**Text to read**

Influence Functions Have a Built-In Delta Method

An important aspect of the influence function based method of obtaining an estimator asymptotic variance formula is that the standard delta methods used to obtain the asymptotic variance of a nonlinear transformation of an estimator or estimators is a “built-in” feature. For example, the usual classical method of obtaining the asymptotic variance of the standard deviation estimator is to first derive the sample variance asymptotic variance, which is the numerator expression in (43), and then use the delta method applied to the square root of the variance to obtain the divisor
$4{\sigma}^{2}$ in (43). With*IF* based method, the delta method is not needed. For the Sharpe ratio asymptotic variance, a more involved bivariate delta method, that requires the covariance matrix for the numerator and denominator estimates in the Sharpe ratio, has traditionally been used.^{6} But the result (44) is derived more simply and gives the same result as that obtained by the bivariate delta method. This aspect of the influence function approach for obtaining an asymptotic variance formula should not be totally surprising since both the influence function and the delta method involve a derivative linearization.

5.2. SE Computational Alternatives

The SE computational method (42) based on deriving an asymptotic variance expression using (40) is a common method of computing an estimator standard error. A very simple alternative to that approach that does not require use of the asymptotic variance formula is to use the sample mean estimate of (39) with the unknown risk or performance value and *IF* nuisance parameters replaced by their sample estimates. The resulting estimator *direct IF* *based* standard error formula is

$S{E}_{dirIF}\left({\stackrel{^}{\theta}}_{n}\right)=\frac{1}{\sqrt{n}}\cdot {\left[\frac{1}{n}{\displaystyle \underset{t=1}{\overset{n}{\sum}}}\text{\hspace{0.05em}}\text{\hspace{0.05em}}I{F}^{2}\left({r}_{t};{\stackrel{^}{\theta}}_{n}\right)\right]}^{1/2}$ (45)

**Given instruction A**
Answer these questions from the text on influence functions:
(i) In the classical method, what divisor does the delta method give for the asymptotic variance of the standard deviation estimator?
(ii) What kind of delta method has traditionally been used for the Sharpe ratio asymptotic variance, and what does it require?
(iii) In the simple alternative for standard errors, what replaces the unknown risk or performance value and the IF nuisance parameters?
**Given instruction B**
Carry on the text about influence functions past formula (45), keeping its style and subject.

**Listed entries**
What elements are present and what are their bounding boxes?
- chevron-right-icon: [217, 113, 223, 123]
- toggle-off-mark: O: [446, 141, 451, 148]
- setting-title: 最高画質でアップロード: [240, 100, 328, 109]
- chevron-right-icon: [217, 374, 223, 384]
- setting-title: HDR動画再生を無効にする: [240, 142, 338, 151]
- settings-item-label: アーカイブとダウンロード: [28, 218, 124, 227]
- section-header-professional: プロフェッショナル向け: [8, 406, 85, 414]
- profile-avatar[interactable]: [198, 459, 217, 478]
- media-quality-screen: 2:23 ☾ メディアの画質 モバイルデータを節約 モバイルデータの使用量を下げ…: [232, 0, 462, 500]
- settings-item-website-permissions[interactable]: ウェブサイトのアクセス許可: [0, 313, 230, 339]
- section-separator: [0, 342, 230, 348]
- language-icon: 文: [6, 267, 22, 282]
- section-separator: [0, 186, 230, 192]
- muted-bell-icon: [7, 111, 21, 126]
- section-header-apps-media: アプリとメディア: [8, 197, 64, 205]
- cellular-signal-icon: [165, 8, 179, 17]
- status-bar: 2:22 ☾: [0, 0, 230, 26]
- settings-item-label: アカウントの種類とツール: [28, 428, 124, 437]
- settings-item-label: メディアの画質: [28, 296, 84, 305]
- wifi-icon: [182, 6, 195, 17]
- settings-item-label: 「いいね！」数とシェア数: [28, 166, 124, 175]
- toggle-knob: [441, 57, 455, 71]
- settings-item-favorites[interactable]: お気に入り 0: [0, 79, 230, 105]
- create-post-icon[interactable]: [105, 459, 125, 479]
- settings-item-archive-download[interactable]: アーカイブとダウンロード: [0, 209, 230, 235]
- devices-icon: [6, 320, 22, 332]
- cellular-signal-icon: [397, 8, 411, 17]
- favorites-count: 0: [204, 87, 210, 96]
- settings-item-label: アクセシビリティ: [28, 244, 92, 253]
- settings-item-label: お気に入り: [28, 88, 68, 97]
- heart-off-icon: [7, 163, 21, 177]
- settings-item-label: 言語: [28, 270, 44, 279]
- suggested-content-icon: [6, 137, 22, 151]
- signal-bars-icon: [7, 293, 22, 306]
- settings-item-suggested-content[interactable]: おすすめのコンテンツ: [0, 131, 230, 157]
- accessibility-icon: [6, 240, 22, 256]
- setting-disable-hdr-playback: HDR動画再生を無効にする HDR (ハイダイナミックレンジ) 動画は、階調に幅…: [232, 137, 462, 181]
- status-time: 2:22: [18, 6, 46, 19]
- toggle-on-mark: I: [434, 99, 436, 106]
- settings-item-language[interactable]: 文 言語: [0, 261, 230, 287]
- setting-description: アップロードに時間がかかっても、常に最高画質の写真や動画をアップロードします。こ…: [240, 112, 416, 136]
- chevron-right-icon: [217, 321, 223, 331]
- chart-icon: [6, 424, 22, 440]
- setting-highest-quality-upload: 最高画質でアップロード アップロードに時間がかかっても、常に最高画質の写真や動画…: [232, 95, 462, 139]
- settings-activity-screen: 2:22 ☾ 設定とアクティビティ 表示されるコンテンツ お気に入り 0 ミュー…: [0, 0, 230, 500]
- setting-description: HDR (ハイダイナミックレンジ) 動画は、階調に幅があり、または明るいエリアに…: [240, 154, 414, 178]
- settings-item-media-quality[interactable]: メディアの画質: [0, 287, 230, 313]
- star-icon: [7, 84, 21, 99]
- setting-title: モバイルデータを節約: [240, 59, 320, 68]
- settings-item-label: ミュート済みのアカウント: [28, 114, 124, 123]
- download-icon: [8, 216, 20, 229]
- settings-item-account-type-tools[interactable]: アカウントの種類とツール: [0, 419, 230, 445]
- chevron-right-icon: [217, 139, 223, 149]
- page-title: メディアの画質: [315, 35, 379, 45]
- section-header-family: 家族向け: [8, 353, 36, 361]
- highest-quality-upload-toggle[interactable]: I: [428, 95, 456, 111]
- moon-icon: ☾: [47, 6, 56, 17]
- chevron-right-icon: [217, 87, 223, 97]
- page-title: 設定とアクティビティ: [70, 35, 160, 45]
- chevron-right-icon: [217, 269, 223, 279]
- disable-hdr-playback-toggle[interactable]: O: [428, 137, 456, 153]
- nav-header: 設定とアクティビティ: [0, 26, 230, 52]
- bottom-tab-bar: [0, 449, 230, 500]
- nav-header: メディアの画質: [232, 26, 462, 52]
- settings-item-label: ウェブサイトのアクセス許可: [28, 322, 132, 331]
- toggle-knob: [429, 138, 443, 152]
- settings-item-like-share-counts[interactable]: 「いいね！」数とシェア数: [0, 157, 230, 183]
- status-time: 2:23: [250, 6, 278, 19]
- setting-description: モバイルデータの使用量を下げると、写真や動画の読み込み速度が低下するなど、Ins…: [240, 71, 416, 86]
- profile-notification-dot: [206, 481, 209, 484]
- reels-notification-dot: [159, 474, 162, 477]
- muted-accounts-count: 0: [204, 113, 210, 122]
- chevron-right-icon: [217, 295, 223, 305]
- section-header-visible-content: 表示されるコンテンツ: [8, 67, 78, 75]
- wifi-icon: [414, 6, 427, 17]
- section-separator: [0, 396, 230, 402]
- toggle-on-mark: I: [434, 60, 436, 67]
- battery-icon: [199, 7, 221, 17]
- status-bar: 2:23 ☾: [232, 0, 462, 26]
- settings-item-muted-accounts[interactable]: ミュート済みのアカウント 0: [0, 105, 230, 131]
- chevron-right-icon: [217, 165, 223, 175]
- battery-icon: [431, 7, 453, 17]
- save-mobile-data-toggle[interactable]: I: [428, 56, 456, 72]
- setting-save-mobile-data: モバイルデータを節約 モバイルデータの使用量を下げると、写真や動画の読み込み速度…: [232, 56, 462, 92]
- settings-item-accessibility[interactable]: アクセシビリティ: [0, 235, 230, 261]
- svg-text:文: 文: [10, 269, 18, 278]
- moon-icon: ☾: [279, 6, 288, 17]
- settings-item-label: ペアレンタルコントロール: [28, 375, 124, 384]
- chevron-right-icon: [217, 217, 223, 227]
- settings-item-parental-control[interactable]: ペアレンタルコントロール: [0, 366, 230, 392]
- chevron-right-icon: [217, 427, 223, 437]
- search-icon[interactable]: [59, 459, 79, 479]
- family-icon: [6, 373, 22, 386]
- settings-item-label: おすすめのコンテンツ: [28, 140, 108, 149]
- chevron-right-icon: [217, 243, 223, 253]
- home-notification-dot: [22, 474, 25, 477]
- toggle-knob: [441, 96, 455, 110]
==
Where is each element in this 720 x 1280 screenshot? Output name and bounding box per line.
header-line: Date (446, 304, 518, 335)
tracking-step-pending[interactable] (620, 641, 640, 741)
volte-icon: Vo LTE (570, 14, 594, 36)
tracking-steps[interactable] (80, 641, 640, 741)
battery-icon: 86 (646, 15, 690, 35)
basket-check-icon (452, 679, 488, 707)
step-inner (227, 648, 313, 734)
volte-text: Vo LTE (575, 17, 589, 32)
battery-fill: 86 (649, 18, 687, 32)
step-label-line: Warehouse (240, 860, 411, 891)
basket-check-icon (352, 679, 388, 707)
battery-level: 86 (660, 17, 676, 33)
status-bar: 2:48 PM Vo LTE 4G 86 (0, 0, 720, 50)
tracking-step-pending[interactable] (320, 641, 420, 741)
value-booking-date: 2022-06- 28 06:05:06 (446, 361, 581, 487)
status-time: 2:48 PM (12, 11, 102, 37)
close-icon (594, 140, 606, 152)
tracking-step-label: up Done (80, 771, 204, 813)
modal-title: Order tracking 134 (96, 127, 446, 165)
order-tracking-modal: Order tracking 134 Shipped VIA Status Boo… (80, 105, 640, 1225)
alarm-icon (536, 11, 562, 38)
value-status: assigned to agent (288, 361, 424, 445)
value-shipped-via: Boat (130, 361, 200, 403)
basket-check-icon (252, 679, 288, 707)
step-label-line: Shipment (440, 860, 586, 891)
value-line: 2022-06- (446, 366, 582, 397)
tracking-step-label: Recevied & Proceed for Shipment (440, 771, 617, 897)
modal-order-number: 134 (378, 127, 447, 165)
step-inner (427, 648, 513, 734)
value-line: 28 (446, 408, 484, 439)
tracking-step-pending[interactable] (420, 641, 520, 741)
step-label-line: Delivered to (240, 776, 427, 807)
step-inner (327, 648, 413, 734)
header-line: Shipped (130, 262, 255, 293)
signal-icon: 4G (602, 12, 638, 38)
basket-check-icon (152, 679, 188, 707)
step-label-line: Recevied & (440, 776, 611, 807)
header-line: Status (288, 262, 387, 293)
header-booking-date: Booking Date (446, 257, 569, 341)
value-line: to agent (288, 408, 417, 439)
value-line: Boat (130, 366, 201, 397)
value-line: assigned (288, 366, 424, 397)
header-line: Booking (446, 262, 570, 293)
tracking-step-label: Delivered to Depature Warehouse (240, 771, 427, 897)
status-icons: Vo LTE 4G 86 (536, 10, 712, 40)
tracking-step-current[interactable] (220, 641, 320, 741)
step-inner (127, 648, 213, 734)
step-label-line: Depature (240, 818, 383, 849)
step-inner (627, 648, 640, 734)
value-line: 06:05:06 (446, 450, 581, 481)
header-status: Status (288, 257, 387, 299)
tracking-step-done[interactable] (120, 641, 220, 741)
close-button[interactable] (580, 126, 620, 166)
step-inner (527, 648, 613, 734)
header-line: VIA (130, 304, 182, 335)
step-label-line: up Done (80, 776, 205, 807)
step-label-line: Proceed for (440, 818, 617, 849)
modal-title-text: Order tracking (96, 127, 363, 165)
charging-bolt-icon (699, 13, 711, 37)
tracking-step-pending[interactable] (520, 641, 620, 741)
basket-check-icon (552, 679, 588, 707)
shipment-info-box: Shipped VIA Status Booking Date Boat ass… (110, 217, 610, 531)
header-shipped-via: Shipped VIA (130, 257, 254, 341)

**Expected output A**
(i) The divisor is 4σ².
(ii) A bivariate delta method has been used. It requires the covariance matrix for the numerator and denominator estimates in the Sharpe ratio.
(iii) Their sample estimates replace them.

**Expected output B**
where the influence function argument *F* is dropped for notational convenience. For i.i.d. returns, the weak law of large numbers implies that the argument of the square root above is a consistent estimator of the estimator asymptotic variance (40) when
$I{F}^{2}\left({r}_{t}\mathrm{;}{\stackrel{^}{\theta}}_{n}\right)$ has a finite variance. Consequently, one expects the performance of the above *SE* computational method to be not much different than the method (42) for sample sizes commonly used for computing risk and performance estimators. In fact, it turns out that for some risk and performance estimators that the two SE methods result in exactly the same result. This is the case for the standard deviation (*SD*), Sharpe ratio (*SR*) and expected shortfall (*ES*) estimators, as we show below for *SD* and *SR*. A proof for *ES* is provided in Appendix A1.

Standard Deviation *SE*

Using the standard deviation asymptotic variance formula (43) in the standard error formula (42), we replace
$\sigma $ with the sample volatility estimate
${\stackrel{^}{\sigma}}_{n}$ (the square root of the sample variance estimate with divisor *n*) and replace
${\mu}_{4}$ with the plug-in estimate
${\stackrel{^}{\mu}}_{4,n}=\frac{1}{n}{\displaystyle {\sum}_{t=1}^{n}}{\left({r}_{t}-{\stackrel{^}{\mu}}_{n}\right)}^{4}$ where
${\stackrel{^}{\mu}}_{n}$ is the sample mean estimate. This results in the asymptotic variance based standard error formula

$S{E}_{avar}\left({\stackrel{^}{\sigma}}_{n}\right)=\frac{1}{\sqrt{n}}\frac{{\left({\stackrel{^}{\mu}}_{4,n}-{\stackrel{^}{\sigma}}_{n}^{4}\right)}^{1/2}}{2{\stackrel{^}{\sigma}}_{n}^{2}}.$ (46)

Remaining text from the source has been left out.